> _Given problem_
Copy all of the material below exactly.

>>>

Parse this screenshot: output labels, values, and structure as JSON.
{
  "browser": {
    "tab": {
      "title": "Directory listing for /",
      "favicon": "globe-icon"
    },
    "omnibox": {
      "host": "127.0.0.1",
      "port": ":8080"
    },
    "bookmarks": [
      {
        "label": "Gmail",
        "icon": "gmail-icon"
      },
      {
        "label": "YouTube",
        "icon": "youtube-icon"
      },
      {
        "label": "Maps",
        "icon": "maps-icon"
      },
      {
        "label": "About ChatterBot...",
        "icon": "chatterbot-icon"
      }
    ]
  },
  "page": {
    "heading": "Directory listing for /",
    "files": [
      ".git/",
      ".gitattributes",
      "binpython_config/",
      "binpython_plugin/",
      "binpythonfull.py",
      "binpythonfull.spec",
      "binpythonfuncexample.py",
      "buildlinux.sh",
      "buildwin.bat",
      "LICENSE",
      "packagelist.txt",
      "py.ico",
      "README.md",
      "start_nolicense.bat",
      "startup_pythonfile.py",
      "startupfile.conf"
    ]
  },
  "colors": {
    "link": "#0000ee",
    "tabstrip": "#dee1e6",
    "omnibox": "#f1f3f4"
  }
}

<<<

> _Solved exercise_
Parse this screenshot: output labels, values, and structure as JSON.
{
  "browser": {
    "tab": {
      "title": "Directory listing for /",
      "favicon": "globe-icon"
    },
    "omnibox": {
      "host": "127.0.0.1",
      "port": ":8080"
    },
    "bookmarks": [
      {
        "label": "Gmail",
        "icon": "gmail-icon"
      },
      {
        "label": "YouTube",
        "icon": "youtube-icon"
      },
      {
        "label": "Maps",
        "icon": "maps-icon"
      },
      {
        "label": "About ChatterBot...",
        "icon": "chatterbot-icon"
      }
    ]
  },
  "page": {
    "heading": "Directory listing for /",
    "files": [
      ".git/",
      ".gitattributes",
      "binpython_config/",
      "binpython_plugin/",
      "binpythonfull.py",
      "binpythonfull.spec",
      "binpythonfuncexample.py",
      "buildlinux.sh",
      "buildwin.bat",
      "LICENSE",
      "packagelist.txt",
      "py.ico",
      "README.md",
      "start_nolicense.bat",
      "startup_pythonfile.py",
      "startupfile.conf"
    ]
  },
  "colors": {
    "link": "#0000ee",
    "tabstrip": "#dee1e6",
    "omnibox": "#f1f3f4"
  }
}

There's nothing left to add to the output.